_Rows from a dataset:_
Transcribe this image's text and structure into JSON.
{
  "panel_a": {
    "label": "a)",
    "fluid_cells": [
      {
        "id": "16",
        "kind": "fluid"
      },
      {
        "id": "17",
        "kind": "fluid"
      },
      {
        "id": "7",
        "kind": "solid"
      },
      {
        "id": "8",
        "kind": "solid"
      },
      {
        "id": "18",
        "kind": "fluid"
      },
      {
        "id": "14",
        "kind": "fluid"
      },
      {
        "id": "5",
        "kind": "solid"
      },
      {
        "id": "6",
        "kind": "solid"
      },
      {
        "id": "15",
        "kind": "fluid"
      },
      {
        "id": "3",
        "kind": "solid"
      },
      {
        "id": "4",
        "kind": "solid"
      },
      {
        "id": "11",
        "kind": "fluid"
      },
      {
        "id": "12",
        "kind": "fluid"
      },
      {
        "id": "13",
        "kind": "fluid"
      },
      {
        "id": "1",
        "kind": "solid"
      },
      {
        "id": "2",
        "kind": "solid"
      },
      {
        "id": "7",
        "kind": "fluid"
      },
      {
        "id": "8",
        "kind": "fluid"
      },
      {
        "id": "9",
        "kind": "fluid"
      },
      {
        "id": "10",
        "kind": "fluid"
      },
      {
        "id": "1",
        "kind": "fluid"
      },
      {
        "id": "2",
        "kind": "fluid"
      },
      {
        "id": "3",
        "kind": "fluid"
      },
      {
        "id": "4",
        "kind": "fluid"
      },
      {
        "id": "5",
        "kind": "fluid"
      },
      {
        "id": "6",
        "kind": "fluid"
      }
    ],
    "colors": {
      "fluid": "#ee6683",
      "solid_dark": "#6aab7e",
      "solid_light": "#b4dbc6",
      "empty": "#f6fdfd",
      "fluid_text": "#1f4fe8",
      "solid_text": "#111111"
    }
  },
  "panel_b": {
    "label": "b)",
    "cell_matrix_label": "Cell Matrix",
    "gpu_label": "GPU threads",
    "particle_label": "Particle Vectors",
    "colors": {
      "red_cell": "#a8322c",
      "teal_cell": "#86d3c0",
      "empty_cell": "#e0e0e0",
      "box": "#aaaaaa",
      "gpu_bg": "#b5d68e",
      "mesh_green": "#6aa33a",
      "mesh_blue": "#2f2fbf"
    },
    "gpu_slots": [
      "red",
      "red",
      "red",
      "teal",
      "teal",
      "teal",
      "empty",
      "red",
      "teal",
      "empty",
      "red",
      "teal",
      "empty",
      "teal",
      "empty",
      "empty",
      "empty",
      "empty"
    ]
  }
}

_Exercise details:_ Each line of the listing should be echoed back exactly.

_Exercise result:_
Transcribe this image's text and structure into JSON.
{
  "panel_a": {
    "label": "a)",
    "fluid_cells": [
      {
        "id": "16",
        "kind": "fluid"
      },
      {
        "id": "17",
        "kind": "fluid"
      },
      {
        "id": "7",
        "kind": "solid"
      },
      {
        "id": "8",
        "kind": "solid"
      },
      {
        "id": "18",
        "kind": "fluid"
      },
      {
        "id": "14",
        "kind": "fluid"
      },
      {
        "id": "5",
        "kind": "solid"
      },
      {
        "id": "6",
        "kind": "solid"
      },
      {
        "id": "15",
        "kind": "fluid"
      },
      {
        "id": "3",
        "kind": "solid"
      },
      {
        "id": "4",
        "kind": "solid"
      },
      {
        "id": "11",
        "kind": "fluid"
      },
      {
        "id": "12",
        "kind": "fluid"
      },
      {
        "id": "13",
        "kind": "fluid"
      },
      {
        "id": "1",
        "kind": "solid"
      },
      {
        "id": "2",
        "kind": "solid"
      },
      {
        "id": "7",
        "kind": "fluid"
      },
      {
        "id": "8",
        "kind": "fluid"
      },
      {
        "id": "9",
        "kind": "fluid"
      },
      {
        "id": "10",
        "kind": "fluid"
      },
      {
        "id": "1",
        "kind": "fluid"
      },
      {
        "id": "2",
        "kind": "fluid"
      },
      {
        "id": "3",
        "kind": "fluid"
      },
      {
        "id": "4",
        "kind": "fluid"
      },
      {
        "id": "5",
        "kind": "fluid"
      },
      {
        "id": "6",
        "kind": "fluid"
      }
    ],
    "colors": {
      "fluid": "#ee6683",
      "solid_dark": "#6aab7e",
      "solid_light": "#b4dbc6",
      "empty": "#f6fdfd",
      "fluid_text": "#1f4fe8",
      "solid_text": "#111111"
    }
  },
  "panel_b": {
    "label": "b)",
    "cell_matrix_label": "Cell Matrix",
    "gpu_label": "GPU threads",
    "particle_label": "Particle Vectors",
    "colors": {
      "red_cell": "#a8322c",
      "teal_cell": "#86d3c0",
      "empty_cell": "#e0e0e0",
      "box": "#aaaaaa",
      "gpu_bg": "#b5d68e",
      "mesh_green": "#6aa33a",
      "mesh_blue": "#2f2fbf"
    },
    "gpu_slots": [
      "red",
      "red",
      "red",
      "teal",
      "teal",
      "teal",
      "empty",
      "red",
      "teal",
      "empty",
      "red",
      "teal",
      "empty",
      "teal",
      "empty",
      "empty",
      "empty",
      "empty"
    ]
  }
}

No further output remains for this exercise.